+++ DATA

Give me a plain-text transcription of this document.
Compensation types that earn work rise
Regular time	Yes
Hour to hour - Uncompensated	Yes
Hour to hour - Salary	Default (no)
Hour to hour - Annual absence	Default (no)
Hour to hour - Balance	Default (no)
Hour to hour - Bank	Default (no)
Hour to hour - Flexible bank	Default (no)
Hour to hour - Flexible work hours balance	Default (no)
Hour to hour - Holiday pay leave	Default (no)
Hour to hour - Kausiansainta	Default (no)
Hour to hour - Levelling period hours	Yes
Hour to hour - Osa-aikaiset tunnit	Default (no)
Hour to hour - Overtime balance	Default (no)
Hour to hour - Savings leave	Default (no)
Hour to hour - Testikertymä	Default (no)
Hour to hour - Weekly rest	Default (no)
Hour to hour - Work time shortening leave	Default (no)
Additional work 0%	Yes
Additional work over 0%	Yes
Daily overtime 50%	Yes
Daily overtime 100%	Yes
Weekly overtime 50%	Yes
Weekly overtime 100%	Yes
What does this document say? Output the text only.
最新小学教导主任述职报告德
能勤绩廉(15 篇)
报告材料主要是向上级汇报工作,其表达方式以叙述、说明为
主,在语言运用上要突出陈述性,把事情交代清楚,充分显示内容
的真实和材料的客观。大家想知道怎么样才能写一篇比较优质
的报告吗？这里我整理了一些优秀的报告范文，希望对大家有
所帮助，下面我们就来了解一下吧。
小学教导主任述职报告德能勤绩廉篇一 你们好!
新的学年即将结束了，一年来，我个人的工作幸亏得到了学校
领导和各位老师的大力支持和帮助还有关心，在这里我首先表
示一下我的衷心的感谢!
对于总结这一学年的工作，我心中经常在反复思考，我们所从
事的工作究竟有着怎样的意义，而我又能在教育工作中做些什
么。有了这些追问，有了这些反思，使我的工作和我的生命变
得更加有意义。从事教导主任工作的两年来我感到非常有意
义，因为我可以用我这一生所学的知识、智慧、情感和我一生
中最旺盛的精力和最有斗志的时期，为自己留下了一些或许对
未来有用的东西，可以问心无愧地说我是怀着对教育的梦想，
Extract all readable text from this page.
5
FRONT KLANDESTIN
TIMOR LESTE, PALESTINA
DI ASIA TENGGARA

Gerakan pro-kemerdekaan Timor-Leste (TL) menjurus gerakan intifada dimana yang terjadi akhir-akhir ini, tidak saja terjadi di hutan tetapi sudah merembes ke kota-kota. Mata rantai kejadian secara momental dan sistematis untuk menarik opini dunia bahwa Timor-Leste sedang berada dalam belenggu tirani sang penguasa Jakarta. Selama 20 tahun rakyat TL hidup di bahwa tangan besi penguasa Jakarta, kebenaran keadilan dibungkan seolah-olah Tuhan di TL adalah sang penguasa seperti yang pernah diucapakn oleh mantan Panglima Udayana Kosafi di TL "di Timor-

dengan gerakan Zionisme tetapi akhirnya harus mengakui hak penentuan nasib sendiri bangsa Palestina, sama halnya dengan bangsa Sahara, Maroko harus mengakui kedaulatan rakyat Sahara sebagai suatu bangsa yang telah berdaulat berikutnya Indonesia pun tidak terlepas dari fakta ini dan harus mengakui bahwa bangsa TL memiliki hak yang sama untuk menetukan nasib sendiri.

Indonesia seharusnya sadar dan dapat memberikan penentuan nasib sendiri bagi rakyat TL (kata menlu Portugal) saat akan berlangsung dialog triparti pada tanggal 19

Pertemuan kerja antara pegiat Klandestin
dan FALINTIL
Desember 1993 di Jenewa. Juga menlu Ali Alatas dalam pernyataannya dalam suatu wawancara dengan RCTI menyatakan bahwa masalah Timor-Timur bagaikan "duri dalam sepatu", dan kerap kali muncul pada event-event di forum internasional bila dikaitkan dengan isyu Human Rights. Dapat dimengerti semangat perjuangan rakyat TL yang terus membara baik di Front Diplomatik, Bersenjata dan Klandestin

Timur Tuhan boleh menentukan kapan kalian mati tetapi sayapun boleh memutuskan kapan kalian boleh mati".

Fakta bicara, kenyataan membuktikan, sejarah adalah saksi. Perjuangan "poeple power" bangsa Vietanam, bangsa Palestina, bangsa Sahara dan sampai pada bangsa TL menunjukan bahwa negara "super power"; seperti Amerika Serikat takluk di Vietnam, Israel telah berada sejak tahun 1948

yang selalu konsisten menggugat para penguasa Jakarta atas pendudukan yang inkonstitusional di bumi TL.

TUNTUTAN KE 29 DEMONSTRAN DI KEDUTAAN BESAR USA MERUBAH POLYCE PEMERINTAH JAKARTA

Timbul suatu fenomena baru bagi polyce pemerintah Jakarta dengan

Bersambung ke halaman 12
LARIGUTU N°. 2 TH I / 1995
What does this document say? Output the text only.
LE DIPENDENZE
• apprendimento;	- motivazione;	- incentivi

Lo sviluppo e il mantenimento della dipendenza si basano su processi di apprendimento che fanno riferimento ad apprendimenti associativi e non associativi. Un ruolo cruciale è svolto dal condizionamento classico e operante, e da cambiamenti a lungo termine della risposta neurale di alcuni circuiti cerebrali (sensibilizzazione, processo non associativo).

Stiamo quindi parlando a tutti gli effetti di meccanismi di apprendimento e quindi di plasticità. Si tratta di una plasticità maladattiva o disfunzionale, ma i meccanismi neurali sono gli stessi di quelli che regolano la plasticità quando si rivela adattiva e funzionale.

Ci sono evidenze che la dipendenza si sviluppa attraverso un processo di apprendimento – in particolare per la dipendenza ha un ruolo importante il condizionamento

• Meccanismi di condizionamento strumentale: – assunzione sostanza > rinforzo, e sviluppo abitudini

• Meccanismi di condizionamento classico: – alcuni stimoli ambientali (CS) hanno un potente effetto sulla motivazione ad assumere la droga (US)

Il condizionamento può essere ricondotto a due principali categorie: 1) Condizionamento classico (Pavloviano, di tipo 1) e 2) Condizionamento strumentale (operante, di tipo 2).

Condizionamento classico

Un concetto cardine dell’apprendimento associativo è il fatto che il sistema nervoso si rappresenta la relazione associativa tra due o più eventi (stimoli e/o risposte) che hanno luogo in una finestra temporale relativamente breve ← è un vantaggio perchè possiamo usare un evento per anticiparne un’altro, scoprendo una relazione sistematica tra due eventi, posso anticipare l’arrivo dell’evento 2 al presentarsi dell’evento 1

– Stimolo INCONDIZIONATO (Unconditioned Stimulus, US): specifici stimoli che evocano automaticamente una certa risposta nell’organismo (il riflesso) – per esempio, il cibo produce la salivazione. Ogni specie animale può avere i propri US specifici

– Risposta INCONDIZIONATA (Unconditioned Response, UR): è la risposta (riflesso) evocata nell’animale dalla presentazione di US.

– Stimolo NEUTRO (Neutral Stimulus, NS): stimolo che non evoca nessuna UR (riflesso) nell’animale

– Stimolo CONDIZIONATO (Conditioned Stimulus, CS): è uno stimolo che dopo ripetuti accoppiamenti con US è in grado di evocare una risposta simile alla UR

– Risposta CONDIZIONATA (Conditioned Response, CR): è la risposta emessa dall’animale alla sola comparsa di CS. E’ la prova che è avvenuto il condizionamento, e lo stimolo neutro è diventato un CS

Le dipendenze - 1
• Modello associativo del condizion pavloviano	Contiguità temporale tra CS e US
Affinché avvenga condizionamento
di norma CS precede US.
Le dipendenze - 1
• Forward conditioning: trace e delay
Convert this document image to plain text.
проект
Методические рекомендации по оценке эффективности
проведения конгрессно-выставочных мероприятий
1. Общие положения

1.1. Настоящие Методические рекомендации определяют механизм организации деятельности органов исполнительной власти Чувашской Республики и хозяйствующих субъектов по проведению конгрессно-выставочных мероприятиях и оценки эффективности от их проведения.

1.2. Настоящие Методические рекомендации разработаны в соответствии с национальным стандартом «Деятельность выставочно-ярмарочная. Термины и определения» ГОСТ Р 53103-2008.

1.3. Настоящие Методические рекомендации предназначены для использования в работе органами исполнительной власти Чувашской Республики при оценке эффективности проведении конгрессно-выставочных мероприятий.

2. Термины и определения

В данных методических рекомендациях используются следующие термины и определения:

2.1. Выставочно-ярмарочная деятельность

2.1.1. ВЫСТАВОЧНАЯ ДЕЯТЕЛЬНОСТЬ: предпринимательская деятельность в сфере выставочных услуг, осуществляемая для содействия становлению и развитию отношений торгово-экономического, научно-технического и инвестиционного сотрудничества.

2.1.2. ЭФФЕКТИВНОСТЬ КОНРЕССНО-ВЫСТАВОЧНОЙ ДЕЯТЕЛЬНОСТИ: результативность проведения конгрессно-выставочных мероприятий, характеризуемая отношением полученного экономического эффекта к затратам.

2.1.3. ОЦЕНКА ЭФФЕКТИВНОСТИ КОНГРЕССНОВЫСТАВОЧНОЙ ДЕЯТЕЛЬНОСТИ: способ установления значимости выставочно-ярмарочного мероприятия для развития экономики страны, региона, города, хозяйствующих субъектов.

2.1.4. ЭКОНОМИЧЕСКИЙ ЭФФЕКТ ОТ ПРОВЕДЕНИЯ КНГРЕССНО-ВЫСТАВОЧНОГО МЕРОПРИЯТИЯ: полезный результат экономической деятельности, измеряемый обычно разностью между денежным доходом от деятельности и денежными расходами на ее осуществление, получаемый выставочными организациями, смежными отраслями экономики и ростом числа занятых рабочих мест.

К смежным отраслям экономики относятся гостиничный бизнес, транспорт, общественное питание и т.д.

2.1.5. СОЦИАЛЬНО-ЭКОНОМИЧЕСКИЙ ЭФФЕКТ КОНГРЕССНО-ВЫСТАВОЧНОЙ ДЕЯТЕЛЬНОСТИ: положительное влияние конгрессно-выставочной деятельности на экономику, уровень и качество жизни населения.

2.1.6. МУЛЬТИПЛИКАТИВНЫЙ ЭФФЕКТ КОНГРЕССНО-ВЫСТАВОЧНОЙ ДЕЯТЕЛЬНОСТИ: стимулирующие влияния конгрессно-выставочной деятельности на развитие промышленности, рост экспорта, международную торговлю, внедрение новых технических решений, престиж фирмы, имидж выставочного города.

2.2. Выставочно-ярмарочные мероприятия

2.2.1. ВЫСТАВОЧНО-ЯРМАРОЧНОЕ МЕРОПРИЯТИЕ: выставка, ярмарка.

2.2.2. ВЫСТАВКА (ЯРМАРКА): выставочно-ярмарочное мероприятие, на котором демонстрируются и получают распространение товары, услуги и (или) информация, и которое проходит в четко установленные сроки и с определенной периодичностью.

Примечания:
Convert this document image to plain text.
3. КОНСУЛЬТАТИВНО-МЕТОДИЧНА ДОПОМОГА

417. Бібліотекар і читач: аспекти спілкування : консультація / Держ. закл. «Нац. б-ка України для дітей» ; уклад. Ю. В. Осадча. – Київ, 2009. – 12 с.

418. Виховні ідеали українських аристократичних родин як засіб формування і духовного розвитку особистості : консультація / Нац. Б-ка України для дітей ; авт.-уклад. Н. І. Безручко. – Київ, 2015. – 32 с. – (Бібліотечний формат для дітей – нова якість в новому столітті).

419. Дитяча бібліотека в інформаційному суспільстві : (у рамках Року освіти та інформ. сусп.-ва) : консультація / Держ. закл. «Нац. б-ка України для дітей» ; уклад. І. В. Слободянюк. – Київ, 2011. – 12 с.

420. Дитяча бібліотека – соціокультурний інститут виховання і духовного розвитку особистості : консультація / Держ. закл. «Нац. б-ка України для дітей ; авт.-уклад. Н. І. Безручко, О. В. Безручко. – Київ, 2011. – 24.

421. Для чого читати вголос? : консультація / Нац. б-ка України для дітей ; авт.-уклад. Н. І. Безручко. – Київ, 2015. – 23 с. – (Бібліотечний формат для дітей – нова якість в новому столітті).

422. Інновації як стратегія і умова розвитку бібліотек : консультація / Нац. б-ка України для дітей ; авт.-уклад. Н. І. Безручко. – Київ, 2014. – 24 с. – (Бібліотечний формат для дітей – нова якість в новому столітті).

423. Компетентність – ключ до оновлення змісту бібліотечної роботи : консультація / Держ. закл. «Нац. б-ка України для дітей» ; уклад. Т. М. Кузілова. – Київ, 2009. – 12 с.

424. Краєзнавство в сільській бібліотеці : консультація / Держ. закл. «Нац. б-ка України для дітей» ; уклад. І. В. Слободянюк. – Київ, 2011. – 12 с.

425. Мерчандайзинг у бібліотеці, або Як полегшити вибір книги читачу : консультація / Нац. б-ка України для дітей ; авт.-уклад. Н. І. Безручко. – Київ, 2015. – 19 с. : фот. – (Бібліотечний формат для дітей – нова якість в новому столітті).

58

++++++

* OBJECTIVE *
Among the entries, how many lines include the word "strumentale"? Answer with a single number and nothing further.

* RIGHT ANSWER *
2